- [Given records]:
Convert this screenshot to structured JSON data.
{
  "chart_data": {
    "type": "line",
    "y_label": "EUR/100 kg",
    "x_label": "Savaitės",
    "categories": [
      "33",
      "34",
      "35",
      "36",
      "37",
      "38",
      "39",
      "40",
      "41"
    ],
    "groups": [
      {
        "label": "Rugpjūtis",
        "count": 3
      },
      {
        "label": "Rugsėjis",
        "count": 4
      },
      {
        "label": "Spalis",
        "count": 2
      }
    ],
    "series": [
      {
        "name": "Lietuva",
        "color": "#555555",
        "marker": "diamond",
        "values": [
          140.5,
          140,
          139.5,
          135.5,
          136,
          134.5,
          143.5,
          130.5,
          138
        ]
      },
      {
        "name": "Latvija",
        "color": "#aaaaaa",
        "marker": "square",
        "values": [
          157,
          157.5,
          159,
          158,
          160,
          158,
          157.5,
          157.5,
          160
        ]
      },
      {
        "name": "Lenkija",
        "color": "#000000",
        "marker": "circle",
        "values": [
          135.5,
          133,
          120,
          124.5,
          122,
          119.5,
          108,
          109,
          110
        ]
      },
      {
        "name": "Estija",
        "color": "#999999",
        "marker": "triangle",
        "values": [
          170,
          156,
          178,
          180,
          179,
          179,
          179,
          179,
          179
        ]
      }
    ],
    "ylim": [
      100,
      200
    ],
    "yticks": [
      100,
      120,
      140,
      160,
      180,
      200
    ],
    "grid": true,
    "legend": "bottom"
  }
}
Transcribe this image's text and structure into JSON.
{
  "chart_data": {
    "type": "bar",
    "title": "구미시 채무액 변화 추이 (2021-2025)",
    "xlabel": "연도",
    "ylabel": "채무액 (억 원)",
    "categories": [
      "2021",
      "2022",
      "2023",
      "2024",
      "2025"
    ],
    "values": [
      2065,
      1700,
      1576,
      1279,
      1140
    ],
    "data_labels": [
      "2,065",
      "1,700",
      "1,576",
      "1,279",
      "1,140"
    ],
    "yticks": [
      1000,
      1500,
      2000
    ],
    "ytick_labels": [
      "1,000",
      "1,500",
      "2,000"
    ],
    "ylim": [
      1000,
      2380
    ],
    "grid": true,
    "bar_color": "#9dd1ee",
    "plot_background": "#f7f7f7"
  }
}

- [Exercise prompt]: Search the entries for the word "JSON", then list each line that holds it.

- [Final result]:
Convert this screenshot to structured JSON data.
Transcribe this image's text and structure into JSON.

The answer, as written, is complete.